**Requirements**
Going through the material below, please gather all lines with the word "Molecules" in them.
[start Provided data]
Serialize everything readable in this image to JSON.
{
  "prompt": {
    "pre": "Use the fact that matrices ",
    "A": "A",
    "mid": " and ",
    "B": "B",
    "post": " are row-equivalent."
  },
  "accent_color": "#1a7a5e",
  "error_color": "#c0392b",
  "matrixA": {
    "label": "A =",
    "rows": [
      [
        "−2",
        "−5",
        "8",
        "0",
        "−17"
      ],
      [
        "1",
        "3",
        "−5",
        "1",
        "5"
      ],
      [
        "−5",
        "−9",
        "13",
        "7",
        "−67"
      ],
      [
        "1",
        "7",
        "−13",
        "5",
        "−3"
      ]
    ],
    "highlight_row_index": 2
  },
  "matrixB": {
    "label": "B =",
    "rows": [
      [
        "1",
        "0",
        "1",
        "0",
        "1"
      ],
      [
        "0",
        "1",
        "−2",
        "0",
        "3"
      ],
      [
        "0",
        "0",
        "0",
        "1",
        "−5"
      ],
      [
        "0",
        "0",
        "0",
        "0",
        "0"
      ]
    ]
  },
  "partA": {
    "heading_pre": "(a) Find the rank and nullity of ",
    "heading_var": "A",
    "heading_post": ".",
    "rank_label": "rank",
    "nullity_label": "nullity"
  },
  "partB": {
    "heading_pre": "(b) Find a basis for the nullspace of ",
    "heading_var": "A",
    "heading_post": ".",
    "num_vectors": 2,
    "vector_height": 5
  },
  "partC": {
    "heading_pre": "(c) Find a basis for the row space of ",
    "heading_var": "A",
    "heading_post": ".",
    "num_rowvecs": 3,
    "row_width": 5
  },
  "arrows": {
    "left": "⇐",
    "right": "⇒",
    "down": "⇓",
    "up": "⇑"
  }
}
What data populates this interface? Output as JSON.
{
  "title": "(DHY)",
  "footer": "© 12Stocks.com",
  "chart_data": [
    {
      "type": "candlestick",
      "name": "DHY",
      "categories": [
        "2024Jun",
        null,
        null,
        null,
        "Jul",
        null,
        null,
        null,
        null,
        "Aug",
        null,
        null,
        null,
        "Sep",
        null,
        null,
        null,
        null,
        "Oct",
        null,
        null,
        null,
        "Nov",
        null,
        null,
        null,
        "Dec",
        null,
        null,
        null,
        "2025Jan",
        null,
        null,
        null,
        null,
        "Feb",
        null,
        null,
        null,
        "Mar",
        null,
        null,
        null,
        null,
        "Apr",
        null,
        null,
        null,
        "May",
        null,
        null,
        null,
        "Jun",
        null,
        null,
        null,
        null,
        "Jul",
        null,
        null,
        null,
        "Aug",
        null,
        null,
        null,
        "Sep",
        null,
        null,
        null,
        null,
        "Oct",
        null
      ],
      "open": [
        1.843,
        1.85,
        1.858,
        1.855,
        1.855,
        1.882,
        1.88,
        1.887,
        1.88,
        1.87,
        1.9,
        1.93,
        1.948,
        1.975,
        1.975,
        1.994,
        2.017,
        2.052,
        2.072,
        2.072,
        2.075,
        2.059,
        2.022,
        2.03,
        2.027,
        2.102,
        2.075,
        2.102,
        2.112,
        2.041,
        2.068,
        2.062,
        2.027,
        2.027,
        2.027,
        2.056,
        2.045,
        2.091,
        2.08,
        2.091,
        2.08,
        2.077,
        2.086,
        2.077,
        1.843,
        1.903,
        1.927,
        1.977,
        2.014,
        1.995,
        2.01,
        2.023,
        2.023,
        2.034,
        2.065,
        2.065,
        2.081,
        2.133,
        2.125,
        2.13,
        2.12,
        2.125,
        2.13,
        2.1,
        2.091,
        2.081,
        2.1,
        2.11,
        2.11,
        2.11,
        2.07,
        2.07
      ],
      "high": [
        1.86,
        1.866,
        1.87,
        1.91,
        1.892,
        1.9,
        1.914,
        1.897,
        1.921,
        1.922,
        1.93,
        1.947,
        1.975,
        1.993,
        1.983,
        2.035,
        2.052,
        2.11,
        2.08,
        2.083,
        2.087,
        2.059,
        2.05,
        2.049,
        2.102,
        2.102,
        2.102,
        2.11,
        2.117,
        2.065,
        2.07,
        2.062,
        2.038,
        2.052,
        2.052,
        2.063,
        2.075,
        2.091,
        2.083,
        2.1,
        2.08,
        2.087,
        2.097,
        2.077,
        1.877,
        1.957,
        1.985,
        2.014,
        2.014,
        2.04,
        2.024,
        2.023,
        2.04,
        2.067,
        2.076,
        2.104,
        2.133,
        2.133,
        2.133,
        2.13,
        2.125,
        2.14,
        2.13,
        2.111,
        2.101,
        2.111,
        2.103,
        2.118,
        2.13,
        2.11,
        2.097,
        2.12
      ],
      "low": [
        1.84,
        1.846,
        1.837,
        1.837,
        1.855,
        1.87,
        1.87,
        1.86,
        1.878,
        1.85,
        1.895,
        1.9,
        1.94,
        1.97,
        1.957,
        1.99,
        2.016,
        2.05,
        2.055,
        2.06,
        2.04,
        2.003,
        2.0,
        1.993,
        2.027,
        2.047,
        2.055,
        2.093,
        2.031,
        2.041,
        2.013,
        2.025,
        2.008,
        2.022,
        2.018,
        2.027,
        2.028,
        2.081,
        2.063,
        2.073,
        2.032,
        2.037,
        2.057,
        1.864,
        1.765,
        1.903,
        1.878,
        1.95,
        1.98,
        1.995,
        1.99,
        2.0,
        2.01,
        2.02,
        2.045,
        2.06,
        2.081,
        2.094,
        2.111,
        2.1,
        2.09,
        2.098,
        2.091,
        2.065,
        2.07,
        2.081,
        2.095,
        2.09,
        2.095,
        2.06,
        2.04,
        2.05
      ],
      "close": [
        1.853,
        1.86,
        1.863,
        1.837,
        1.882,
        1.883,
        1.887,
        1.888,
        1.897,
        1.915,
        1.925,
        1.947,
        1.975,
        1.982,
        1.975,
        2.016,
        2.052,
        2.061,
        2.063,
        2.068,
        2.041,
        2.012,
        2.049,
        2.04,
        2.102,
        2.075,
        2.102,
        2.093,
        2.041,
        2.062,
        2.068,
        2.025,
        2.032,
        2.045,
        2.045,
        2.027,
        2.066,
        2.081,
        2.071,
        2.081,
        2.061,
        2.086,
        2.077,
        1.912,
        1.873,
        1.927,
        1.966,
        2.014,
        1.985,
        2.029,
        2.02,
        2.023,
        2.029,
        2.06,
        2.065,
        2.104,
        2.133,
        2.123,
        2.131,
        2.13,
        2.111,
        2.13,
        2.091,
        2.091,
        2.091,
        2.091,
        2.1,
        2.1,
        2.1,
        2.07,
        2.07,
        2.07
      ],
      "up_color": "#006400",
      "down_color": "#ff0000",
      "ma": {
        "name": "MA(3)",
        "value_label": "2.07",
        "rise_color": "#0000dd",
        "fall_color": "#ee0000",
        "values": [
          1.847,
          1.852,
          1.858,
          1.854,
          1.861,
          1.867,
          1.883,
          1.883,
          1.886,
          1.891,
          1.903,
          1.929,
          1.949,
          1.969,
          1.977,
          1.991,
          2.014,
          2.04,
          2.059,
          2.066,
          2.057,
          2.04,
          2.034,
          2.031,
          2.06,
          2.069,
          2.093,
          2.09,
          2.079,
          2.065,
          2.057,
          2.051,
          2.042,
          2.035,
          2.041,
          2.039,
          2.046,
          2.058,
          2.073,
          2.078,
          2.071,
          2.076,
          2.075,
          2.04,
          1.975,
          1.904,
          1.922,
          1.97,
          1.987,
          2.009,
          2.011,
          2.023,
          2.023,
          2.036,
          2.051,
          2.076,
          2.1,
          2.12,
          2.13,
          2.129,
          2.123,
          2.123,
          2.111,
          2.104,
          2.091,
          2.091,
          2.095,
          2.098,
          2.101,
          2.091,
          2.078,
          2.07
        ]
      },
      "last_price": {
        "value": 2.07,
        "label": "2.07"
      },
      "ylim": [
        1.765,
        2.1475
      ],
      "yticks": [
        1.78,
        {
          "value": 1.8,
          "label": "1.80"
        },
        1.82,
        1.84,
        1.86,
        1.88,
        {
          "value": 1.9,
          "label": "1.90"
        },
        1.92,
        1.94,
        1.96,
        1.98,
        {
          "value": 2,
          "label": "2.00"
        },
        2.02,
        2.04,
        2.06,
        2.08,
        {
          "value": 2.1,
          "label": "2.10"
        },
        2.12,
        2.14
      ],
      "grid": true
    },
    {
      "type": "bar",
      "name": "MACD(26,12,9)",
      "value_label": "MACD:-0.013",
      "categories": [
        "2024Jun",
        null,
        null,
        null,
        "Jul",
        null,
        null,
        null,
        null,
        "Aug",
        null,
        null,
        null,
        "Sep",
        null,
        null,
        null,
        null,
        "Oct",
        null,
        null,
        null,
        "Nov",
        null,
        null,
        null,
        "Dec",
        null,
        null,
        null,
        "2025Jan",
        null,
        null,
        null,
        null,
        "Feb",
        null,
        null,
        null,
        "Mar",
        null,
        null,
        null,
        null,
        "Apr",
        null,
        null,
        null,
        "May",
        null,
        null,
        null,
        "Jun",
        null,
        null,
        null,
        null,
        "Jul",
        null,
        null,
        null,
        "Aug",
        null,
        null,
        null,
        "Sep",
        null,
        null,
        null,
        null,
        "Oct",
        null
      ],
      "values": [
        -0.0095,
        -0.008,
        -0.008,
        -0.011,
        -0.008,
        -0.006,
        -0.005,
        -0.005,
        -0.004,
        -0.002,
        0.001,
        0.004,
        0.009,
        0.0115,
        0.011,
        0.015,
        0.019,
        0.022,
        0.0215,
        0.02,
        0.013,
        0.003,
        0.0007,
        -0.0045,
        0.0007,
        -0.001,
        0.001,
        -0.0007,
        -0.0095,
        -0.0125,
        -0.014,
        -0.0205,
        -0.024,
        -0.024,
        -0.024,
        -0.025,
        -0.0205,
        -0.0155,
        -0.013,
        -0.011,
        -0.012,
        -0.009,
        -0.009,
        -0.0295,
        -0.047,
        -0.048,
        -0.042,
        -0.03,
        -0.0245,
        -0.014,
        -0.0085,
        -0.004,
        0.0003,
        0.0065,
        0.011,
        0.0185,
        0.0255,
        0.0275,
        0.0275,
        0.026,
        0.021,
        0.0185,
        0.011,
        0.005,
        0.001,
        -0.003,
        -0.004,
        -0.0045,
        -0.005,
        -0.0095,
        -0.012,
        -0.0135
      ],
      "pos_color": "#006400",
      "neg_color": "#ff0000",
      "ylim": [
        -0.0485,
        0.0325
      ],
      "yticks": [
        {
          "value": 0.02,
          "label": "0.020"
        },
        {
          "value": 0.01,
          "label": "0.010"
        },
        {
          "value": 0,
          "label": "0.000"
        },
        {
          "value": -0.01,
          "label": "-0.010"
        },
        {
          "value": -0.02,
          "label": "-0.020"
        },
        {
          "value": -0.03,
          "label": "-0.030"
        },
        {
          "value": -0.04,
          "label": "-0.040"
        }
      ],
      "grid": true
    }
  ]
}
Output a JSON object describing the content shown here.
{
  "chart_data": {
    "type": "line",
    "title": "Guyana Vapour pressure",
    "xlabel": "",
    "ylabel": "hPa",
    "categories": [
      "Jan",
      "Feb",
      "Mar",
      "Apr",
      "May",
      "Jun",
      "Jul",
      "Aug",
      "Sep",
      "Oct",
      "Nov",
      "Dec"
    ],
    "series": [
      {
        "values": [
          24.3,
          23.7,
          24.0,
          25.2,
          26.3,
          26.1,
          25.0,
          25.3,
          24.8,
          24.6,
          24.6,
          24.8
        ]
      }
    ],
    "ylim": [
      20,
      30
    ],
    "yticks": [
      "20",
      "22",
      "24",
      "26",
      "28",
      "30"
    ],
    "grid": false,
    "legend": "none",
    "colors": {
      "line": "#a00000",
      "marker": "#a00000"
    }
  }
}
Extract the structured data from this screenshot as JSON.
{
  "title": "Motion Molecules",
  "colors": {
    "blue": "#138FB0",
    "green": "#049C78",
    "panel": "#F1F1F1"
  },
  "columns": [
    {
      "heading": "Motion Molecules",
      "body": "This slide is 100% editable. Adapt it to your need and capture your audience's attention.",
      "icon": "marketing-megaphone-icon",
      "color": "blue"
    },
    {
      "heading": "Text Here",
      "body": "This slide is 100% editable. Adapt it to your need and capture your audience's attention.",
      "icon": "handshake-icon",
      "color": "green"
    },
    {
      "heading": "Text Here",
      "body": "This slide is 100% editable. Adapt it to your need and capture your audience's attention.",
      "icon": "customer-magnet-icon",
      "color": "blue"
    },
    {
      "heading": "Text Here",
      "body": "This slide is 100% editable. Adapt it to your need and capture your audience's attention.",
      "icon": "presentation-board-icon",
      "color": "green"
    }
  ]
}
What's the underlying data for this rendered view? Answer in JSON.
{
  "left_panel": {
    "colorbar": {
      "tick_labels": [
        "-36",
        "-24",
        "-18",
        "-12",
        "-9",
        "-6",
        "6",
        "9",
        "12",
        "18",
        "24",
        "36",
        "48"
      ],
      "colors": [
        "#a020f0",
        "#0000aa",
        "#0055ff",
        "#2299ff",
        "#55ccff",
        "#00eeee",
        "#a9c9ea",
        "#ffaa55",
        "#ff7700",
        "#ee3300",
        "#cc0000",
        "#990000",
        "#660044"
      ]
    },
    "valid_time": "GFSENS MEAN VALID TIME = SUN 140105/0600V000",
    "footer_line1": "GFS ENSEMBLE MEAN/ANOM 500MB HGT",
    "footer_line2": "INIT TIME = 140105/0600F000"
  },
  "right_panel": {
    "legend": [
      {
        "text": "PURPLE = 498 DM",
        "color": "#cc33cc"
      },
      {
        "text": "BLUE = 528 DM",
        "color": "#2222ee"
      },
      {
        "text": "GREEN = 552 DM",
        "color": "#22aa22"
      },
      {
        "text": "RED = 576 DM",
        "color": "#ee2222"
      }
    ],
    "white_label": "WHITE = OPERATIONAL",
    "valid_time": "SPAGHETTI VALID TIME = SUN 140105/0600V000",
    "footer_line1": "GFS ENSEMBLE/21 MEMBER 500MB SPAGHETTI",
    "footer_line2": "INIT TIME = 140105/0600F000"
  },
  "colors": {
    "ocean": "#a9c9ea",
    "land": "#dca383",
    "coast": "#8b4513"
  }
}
[end Provided data]
**Worked answer**
  "title": "Motion Molecules",
      "heading": "Motion Molecules",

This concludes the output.